- YOUR GOAL
List all lines of the data containing the word "JSON".
##### PROVIDED MATERIAL #####
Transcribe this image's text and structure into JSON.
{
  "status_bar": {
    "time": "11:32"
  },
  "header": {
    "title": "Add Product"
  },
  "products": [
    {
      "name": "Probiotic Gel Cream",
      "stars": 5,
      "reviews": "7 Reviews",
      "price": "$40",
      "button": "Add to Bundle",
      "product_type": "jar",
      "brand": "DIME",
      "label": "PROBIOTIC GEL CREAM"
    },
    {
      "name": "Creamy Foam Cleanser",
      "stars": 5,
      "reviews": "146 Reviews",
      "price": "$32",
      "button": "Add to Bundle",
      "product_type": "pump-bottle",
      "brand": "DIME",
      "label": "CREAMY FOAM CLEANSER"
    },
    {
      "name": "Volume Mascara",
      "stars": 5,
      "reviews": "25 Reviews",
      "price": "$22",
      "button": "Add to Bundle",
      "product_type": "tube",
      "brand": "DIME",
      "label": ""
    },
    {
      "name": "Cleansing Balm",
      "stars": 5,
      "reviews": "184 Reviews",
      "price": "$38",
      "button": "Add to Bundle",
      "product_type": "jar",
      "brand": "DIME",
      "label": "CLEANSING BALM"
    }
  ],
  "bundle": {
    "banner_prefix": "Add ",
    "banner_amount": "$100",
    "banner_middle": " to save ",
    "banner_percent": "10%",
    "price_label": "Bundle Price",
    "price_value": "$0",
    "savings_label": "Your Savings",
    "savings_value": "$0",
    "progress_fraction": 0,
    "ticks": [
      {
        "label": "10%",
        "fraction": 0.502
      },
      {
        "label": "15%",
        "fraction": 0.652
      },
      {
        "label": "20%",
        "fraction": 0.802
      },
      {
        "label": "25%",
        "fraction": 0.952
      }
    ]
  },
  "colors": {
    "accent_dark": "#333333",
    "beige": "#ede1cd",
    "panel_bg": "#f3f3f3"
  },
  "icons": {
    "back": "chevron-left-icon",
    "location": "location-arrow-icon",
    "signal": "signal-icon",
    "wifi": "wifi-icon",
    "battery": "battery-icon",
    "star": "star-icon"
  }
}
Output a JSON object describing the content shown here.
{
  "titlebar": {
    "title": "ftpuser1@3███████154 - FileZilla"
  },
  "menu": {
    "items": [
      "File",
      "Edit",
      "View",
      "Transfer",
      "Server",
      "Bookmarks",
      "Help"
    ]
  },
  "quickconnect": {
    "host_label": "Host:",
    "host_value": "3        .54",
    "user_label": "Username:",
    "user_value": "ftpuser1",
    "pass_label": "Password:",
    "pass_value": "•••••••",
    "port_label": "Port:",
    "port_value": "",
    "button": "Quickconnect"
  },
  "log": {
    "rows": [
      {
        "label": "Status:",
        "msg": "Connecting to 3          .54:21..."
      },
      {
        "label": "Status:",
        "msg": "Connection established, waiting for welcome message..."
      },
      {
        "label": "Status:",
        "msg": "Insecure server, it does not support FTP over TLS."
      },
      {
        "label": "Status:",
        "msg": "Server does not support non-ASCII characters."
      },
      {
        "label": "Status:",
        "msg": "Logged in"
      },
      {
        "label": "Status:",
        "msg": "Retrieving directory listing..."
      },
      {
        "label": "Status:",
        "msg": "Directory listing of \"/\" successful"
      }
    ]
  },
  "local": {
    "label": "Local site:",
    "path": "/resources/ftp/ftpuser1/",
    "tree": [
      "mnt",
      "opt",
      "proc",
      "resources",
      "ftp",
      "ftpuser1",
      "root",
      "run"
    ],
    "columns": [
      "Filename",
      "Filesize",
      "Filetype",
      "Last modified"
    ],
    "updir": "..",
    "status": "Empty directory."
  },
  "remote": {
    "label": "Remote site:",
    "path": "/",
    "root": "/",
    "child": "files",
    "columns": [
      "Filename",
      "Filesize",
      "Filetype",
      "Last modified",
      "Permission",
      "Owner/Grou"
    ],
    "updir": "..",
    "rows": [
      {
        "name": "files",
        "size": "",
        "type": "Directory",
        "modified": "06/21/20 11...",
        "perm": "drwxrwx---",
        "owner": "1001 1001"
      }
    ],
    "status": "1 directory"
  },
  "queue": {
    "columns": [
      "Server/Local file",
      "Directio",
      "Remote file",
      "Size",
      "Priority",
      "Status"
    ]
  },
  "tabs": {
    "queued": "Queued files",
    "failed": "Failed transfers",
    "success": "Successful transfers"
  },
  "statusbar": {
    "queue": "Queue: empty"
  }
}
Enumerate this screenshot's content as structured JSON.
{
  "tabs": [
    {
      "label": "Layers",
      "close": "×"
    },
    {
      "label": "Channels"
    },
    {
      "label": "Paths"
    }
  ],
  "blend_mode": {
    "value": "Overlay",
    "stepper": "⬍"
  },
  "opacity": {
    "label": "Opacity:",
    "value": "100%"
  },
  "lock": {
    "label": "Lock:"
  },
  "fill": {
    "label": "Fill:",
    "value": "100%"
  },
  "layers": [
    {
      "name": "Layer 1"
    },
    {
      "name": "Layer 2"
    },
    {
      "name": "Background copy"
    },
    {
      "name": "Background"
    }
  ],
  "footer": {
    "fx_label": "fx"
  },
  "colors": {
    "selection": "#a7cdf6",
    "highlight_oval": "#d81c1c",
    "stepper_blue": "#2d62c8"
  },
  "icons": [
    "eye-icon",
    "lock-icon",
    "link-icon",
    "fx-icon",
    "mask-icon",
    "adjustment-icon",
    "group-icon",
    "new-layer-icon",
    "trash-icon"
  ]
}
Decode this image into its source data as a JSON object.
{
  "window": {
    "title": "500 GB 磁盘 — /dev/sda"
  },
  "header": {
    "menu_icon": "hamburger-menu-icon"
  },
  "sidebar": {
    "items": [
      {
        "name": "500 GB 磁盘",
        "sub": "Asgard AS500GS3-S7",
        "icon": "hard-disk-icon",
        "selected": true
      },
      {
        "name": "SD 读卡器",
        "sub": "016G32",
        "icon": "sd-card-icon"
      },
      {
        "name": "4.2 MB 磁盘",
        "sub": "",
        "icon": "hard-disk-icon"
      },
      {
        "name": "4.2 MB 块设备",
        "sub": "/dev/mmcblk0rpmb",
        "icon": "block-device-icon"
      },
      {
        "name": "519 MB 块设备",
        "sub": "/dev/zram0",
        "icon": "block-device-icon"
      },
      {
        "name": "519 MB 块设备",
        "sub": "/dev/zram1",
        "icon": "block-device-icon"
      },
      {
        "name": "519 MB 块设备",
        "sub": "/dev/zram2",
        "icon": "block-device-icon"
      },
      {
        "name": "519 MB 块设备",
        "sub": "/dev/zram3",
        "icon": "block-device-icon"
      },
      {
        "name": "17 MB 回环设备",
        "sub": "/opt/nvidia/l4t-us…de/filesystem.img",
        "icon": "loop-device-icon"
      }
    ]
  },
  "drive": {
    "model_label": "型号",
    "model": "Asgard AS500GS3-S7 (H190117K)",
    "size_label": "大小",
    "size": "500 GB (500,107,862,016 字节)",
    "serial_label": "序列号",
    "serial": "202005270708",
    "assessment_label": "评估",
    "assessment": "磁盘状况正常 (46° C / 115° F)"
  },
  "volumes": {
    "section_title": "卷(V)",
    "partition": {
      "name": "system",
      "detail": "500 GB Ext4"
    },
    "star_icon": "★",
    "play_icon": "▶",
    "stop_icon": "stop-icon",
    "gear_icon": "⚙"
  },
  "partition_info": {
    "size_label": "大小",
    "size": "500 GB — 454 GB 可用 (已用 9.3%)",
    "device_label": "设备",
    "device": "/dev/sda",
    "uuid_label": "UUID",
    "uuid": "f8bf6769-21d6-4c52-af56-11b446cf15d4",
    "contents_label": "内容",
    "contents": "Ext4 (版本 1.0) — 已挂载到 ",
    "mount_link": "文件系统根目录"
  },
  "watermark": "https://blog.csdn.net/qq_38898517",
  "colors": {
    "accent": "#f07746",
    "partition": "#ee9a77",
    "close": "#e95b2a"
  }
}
#####
- COMPLETE ANSWER
Transcribe this image's text and structure into JSON.
Output a JSON object describing the content shown here.
Enumerate this screenshot's content as structured JSON.
Decode this image into its source data as a JSON object.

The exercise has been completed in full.